## The request
Copy out all the lines below word for word, leaving out the pictures.
------------------------------------------------------------------------
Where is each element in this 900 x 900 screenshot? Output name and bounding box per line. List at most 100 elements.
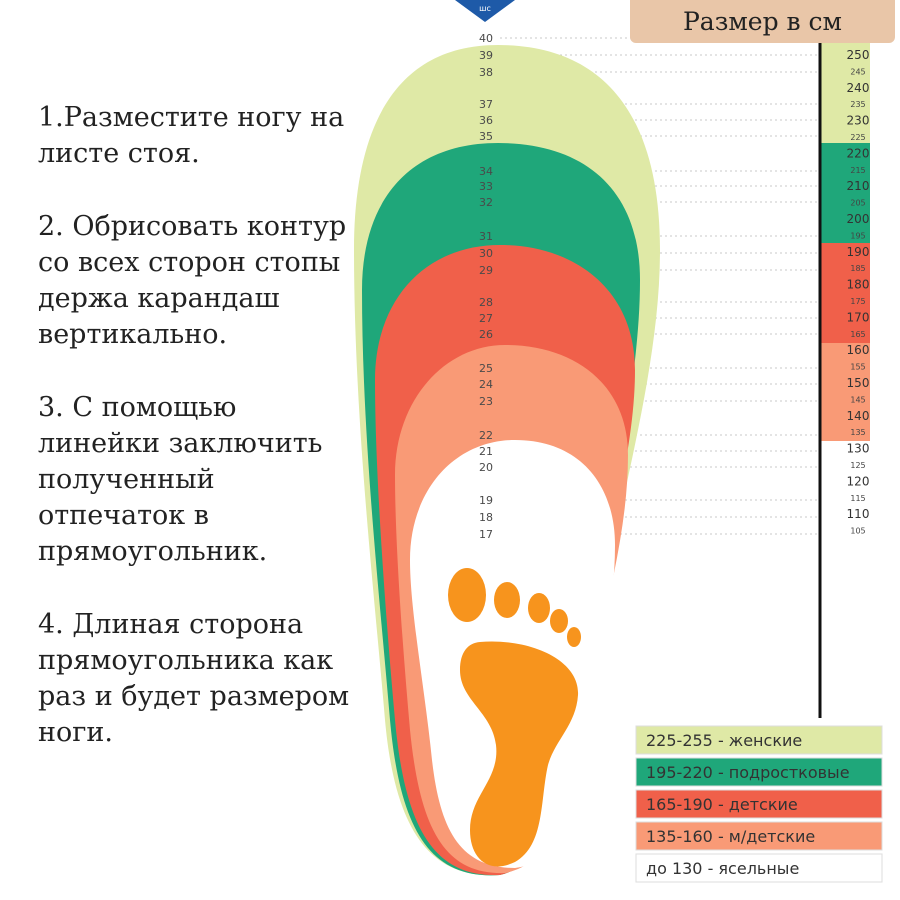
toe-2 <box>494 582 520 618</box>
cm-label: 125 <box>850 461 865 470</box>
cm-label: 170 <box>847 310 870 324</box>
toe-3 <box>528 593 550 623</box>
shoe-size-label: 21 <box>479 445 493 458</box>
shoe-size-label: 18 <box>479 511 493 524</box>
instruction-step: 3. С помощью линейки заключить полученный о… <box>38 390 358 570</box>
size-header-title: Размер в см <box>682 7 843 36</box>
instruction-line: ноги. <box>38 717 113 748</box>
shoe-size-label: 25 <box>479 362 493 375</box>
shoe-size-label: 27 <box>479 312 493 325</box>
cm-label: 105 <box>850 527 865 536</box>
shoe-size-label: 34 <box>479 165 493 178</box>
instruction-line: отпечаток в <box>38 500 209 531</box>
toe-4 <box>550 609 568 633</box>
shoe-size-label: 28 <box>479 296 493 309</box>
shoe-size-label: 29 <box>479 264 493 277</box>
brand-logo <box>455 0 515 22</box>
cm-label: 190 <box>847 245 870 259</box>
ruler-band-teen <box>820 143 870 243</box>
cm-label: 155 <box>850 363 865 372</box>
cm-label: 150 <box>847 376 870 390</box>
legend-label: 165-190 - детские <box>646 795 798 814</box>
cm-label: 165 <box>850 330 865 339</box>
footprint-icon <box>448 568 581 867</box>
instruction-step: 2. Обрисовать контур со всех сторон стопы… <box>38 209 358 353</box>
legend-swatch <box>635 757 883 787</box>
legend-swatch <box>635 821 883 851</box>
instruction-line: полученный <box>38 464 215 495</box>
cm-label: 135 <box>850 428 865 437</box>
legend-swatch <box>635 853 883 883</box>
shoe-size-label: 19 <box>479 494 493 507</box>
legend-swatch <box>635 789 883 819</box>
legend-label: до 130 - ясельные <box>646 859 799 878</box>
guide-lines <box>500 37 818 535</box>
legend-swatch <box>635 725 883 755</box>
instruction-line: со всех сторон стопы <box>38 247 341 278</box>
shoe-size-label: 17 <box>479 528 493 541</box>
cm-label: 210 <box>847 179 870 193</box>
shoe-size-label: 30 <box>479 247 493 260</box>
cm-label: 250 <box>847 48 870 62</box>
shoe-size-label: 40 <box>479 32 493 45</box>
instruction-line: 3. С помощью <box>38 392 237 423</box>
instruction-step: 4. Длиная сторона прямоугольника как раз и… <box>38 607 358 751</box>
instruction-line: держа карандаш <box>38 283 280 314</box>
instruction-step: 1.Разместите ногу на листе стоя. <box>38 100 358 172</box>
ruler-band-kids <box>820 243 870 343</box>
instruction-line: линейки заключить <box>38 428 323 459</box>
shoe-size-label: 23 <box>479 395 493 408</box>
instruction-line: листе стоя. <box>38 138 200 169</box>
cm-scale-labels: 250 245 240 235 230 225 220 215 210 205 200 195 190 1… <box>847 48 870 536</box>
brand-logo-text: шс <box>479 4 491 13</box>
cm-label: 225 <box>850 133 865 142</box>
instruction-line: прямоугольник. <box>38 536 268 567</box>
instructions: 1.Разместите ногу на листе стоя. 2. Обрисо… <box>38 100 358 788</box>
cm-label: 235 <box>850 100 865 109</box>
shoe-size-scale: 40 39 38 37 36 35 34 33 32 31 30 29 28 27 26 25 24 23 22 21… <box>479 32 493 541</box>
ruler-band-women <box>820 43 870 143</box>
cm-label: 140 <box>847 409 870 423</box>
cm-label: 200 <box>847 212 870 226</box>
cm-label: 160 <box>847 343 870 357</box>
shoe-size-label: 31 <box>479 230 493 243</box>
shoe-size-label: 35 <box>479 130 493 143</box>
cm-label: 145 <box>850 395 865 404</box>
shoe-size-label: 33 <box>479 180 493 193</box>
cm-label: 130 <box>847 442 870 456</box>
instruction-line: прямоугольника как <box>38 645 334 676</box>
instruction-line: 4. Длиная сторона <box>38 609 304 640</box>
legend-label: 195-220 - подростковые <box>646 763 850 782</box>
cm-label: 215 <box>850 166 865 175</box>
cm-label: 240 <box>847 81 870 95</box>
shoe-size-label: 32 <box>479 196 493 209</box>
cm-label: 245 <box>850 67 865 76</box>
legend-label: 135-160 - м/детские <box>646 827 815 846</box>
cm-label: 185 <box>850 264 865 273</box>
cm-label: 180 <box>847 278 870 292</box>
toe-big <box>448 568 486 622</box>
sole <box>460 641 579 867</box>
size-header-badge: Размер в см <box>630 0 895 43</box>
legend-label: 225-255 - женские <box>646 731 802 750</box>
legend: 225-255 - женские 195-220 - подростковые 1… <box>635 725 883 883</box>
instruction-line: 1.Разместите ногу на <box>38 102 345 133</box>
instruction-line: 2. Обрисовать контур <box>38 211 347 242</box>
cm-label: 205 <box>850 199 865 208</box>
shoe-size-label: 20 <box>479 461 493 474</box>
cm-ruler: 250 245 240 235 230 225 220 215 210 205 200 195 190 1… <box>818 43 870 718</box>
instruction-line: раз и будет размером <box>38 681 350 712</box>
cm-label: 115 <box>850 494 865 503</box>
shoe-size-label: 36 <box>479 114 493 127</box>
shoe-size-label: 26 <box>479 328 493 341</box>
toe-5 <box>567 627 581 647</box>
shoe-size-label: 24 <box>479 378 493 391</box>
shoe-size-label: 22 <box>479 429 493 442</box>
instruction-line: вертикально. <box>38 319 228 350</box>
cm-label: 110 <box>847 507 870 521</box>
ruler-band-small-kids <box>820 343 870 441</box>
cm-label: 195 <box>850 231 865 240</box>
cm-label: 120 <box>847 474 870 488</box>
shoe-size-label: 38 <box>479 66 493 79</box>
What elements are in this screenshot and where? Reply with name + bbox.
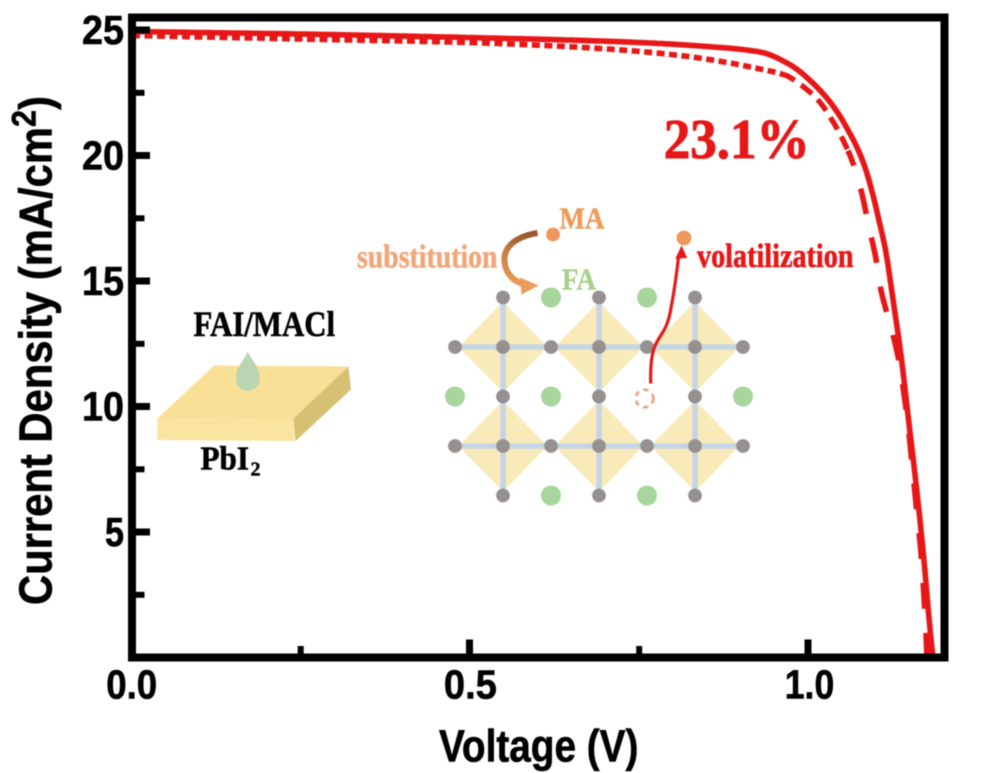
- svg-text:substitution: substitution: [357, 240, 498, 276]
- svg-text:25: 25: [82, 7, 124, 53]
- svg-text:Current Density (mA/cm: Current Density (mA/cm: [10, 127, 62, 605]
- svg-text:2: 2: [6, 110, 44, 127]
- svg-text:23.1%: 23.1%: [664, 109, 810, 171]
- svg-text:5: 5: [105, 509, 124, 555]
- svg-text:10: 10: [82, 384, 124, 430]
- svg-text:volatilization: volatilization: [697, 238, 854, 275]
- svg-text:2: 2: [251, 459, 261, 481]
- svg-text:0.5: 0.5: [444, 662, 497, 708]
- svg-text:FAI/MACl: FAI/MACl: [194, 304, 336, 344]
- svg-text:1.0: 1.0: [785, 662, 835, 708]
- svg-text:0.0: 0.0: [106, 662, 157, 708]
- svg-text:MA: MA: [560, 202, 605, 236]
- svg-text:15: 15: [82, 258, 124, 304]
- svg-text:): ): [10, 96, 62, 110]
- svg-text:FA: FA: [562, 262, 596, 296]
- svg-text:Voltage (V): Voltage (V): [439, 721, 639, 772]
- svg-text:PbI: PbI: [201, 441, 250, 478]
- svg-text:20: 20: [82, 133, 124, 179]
------------------------------------------------------------------------
## Right answer
Where is each element in this 900 x 900 screenshot? Output name and bounding box per line. List at most 100 elements.
toe-2 <box>494 582 520 618</box>
cm-label: 125 <box>850 461 865 470</box>
cm-label: 170 <box>847 310 870 324</box>
toe-3 <box>528 593 550 623</box>
shoe-size-label: 21 <box>479 445 493 458</box>
shoe-size-label: 18 <box>479 511 493 524</box>
instruction-step: 3. С помощью линейки заключить полученный о… <box>38 390 358 570</box>
size-header-title: Размер в см <box>682 7 843 36</box>
instruction-line: ноги. <box>38 717 113 748</box>
shoe-size-label: 25 <box>479 362 493 375</box>
shoe-size-label: 27 <box>479 312 493 325</box>
cm-label: 105 <box>850 527 865 536</box>
shoe-size-label: 34 <box>479 165 493 178</box>
instruction-line: отпечаток в <box>38 500 209 531</box>
toe-4 <box>550 609 568 633</box>
shoe-size-label: 28 <box>479 296 493 309</box>
shoe-size-label: 29 <box>479 264 493 277</box>
brand-logo <box>455 0 515 22</box>
cm-label: 190 <box>847 245 870 259</box>
ruler-band-teen <box>820 143 870 243</box>
cm-label: 155 <box>850 363 865 372</box>
cm-label: 150 <box>847 376 870 390</box>
legend-label: 165-190 - детские <box>646 795 798 814</box>
cm-label: 165 <box>850 330 865 339</box>
footprint-icon <box>448 568 581 867</box>
instruction-step: 2. Обрисовать контур со всех сторон стопы… <box>38 209 358 353</box>
legend-swatch <box>635 757 883 787</box>
legend-swatch <box>635 821 883 851</box>
instruction-line: полученный <box>38 464 215 495</box>
cm-label: 135 <box>850 428 865 437</box>
legend-swatch <box>635 853 883 883</box>
shoe-size-label: 19 <box>479 494 493 507</box>
legend-swatch <box>635 789 883 819</box>
legend-label: до 130 - ясельные <box>646 859 799 878</box>
guide-lines <box>500 37 818 535</box>
legend-swatch <box>635 725 883 755</box>
instruction-line: со всех сторон стопы <box>38 247 341 278</box>
shoe-size-label: 17 <box>479 528 493 541</box>
cm-label: 210 <box>847 179 870 193</box>
shoe-size-label: 30 <box>479 247 493 260</box>
cm-label: 250 <box>847 48 870 62</box>
shoe-size-label: 40 <box>479 32 493 45</box>
instruction-line: 3. С помощью <box>38 392 237 423</box>
instruction-step: 4. Длиная сторона прямоугольника как раз и… <box>38 607 358 751</box>
instruction-line: держа карандаш <box>38 283 280 314</box>
instruction-step: 1.Разместите ногу на листе стоя. <box>38 100 358 172</box>
ruler-band-kids <box>820 243 870 343</box>
instruction-line: линейки заключить <box>38 428 323 459</box>
shoe-size-label: 23 <box>479 395 493 408</box>
instruction-line: листе стоя. <box>38 138 200 169</box>
cm-scale-labels: 250 245 240 235 230 225 220 215 210 205 200 195 190 1… <box>847 48 870 536</box>
brand-logo-text: шс <box>479 4 491 13</box>
cm-label: 225 <box>850 133 865 142</box>
instruction-line: прямоугольник. <box>38 536 268 567</box>
instructions: 1.Разместите ногу на листе стоя. 2. Обрисо… <box>38 100 358 788</box>
cm-label: 235 <box>850 100 865 109</box>
shoe-size-scale: 40 39 38 37 36 35 34 33 32 31 30 29 28 27 26 25 24 23 22 21… <box>479 32 493 541</box>
ruler-band-women <box>820 43 870 143</box>
cm-label: 140 <box>847 409 870 423</box>
cm-label: 200 <box>847 212 870 226</box>
cm-label: 160 <box>847 343 870 357</box>
shoe-size-label: 31 <box>479 230 493 243</box>
shoe-size-label: 35 <box>479 130 493 143</box>
cm-label: 145 <box>850 395 865 404</box>
shoe-size-label: 33 <box>479 180 493 193</box>
cm-label: 130 <box>847 442 870 456</box>
instruction-line: прямоугольника как <box>38 645 334 676</box>
instruction-line: 4. Длиная сторона <box>38 609 304 640</box>
legend-label: 195-220 - подростковые <box>646 763 850 782</box>
cm-label: 215 <box>850 166 865 175</box>
cm-label: 240 <box>847 81 870 95</box>
shoe-size-label: 32 <box>479 196 493 209</box>
cm-label: 245 <box>850 67 865 76</box>
legend-label: 135-160 - м/детские <box>646 827 815 846</box>
cm-label: 185 <box>850 264 865 273</box>
cm-label: 180 <box>847 278 870 292</box>
toe-big <box>448 568 486 622</box>
sole <box>460 641 579 867</box>
size-header-badge: Размер в см <box>630 0 895 43</box>
legend-label: 225-255 - женские <box>646 731 802 750</box>
legend: 225-255 - женские 195-220 - подростковые 1… <box>635 725 883 883</box>
instruction-line: 1.Разместите ногу на <box>38 102 345 133</box>
instruction-line: 2. Обрисовать контур <box>38 211 347 242</box>
cm-label: 205 <box>850 199 865 208</box>
shoe-size-label: 20 <box>479 461 493 474</box>
cm-ruler: 250 245 240 235 230 225 220 215 210 205 200 195 190 1… <box>818 43 870 718</box>
instruction-line: раз и будет размером <box>38 681 350 712</box>
cm-label: 115 <box>850 494 865 503</box>
shoe-size-label: 36 <box>479 114 493 127</box>
shoe-size-label: 26 <box>479 328 493 341</box>
toe-5 <box>567 627 581 647</box>
shoe-size-label: 24 <box>479 378 493 391</box>
shoe-size-label: 22 <box>479 429 493 442</box>
instruction-line: вертикально. <box>38 319 228 350</box>
cm-label: 110 <box>847 507 870 521</box>
ruler-band-small-kids <box>820 343 870 441</box>
cm-label: 195 <box>850 231 865 240</box>
cm-label: 120 <box>847 474 870 488</box>
shoe-size-label: 38 <box>479 66 493 79</box>
What elements are in this screenshot and where? Reply with name + bbox.
- svg-text:substitution: substitution: [357, 240, 498, 276]
- svg-text:25: 25: [82, 7, 124, 53]
- svg-text:Current Density (mA/cm: Current Density (mA/cm: [10, 127, 62, 605]
- svg-text:2: 2: [6, 110, 44, 127]
- svg-text:23.1%: 23.1%: [664, 109, 810, 171]
- svg-text:5: 5: [105, 509, 124, 555]
- svg-text:10: 10: [82, 384, 124, 430]
- svg-text:volatilization: volatilization: [697, 238, 854, 275]
- svg-text:2: 2: [251, 459, 261, 481]
- svg-text:0.5: 0.5: [444, 662, 497, 708]
- svg-text:FAI/MACl: FAI/MACl: [194, 304, 336, 344]
- svg-text:1.0: 1.0: [785, 662, 835, 708]
- svg-text:0.0: 0.0: [106, 662, 157, 708]
- svg-text:MA: MA: [560, 202, 605, 236]
- svg-text:15: 15: [82, 258, 124, 304]
- svg-text:): ): [10, 96, 62, 110]
- svg-text:FA: FA: [562, 262, 596, 296]
- svg-text:Voltage (V): Voltage (V): [439, 721, 639, 772]
- svg-text:PbI: PbI: [201, 441, 250, 478]
- svg-text:20: 20: [82, 133, 124, 179]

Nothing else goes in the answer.